§ PROBLEM STATEMENT
Every record below should be printed exactly as it appears.

§ INPUT DATA
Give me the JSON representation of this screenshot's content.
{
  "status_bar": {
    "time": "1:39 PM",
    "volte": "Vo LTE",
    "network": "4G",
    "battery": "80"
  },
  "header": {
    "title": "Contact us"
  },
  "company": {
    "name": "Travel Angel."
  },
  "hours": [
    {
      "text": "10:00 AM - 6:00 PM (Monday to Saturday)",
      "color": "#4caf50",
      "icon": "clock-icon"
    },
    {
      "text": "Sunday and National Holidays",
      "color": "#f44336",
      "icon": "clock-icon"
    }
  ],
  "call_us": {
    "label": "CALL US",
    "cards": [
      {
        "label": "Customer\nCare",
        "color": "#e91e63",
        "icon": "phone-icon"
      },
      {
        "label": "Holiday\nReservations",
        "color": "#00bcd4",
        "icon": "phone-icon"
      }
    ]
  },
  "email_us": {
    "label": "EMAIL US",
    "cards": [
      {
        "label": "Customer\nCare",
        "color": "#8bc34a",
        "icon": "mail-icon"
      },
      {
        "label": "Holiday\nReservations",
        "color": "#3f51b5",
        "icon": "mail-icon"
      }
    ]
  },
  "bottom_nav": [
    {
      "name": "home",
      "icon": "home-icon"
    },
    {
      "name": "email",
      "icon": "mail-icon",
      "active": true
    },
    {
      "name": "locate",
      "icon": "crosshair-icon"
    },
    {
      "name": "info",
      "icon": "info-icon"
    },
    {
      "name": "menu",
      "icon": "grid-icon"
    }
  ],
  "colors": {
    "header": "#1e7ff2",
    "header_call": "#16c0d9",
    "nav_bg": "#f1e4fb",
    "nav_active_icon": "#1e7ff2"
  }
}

§ THE ANSWER
Give me the JSON representation of this screenshot's content.
{
  "status_bar": {
    "time": "1:39 PM",
    "volte": "Vo LTE",
    "network": "4G",
    "battery": "80"
  },
  "header": {
    "title": "Contact us"
  },
  "company": {
    "name": "Travel Angel."
  },
  "hours": [
    {
      "text": "10:00 AM - 6:00 PM (Monday to Saturday)",
      "color": "#4caf50",
      "icon": "clock-icon"
    },
    {
      "text": "Sunday and National Holidays",
      "color": "#f44336",
      "icon": "clock-icon"
    }
  ],
  "call_us": {
    "label": "CALL US",
    "cards": [
      {
        "label": "Customer\nCare",
        "color": "#e91e63",
        "icon": "phone-icon"
      },
      {
        "label": "Holiday\nReservations",
        "color": "#00bcd4",
        "icon": "phone-icon"
      }
    ]
  },
  "email_us": {
    "label": "EMAIL US",
    "cards": [
      {
        "label": "Customer\nCare",
        "color": "#8bc34a",
        "icon": "mail-icon"
      },
      {
        "label": "Holiday\nReservations",
        "color": "#3f51b5",
        "icon": "mail-icon"
      }
    ]
  },
  "bottom_nav": [
    {
      "name": "home",
      "icon": "home-icon"
    },
    {
      "name": "email",
      "icon": "mail-icon",
      "active": true
    },
    {
      "name": "locate",
      "icon": "crosshair-icon"
    },
    {
      "name": "info",
      "icon": "info-icon"
    },
    {
      "name": "menu",
      "icon": "grid-icon"
    }
  ],
  "colors": {
    "header": "#1e7ff2",
    "header_call": "#16c0d9",
    "nav_bg": "#f1e4fb",
    "nav_active_icon": "#1e7ff2"
  }
}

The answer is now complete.